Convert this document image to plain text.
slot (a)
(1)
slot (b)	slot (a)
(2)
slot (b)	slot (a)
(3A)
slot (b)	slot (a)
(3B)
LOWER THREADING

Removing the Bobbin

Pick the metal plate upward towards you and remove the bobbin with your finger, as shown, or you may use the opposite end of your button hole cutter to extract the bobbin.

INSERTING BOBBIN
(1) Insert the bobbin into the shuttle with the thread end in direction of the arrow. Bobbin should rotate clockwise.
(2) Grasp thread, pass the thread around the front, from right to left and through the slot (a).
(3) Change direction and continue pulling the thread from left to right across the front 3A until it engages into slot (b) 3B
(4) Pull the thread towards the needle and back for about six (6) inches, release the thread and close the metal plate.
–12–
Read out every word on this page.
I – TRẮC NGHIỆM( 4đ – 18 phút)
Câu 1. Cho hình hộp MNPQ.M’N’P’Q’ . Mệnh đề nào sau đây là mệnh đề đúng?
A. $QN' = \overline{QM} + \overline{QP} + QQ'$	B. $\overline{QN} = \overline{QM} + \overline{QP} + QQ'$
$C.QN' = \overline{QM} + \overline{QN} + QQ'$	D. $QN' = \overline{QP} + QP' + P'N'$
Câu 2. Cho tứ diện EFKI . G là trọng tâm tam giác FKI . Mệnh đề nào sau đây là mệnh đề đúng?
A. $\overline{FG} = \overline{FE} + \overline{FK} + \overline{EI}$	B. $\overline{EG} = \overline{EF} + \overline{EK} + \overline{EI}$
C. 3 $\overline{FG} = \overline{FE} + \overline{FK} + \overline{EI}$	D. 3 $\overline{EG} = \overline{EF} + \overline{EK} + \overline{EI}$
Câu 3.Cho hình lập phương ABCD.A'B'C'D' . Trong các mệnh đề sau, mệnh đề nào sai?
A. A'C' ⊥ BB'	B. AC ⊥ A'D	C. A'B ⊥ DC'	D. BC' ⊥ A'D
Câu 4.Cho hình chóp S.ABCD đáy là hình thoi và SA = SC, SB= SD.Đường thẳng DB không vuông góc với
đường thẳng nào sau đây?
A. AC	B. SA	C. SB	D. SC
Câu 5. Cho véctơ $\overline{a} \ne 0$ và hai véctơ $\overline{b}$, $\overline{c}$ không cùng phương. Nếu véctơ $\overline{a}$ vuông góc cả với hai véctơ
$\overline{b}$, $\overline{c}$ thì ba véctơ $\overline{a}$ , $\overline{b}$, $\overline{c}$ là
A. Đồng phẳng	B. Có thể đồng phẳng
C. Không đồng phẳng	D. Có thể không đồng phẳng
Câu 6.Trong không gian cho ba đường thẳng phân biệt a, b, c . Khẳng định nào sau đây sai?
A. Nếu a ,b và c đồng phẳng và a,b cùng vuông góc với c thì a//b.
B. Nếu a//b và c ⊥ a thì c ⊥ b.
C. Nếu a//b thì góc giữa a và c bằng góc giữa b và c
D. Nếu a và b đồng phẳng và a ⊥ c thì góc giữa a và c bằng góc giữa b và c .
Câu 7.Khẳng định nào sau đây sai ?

### DIRECTION
Copy each line in the data that holds the word "thẳng".

### EXERCISE OUTPUT
Câu 4.Cho hình chóp S.ABCD đáy là hình thoi và SA = SC, SB= SD.Đường thẳng DB không vuông góc với
đường thẳng nào sau đây?
Câu 6.Trong không gian cho ba đường thẳng phân biệt a, b, c . Khẳng định nào sau đây sai?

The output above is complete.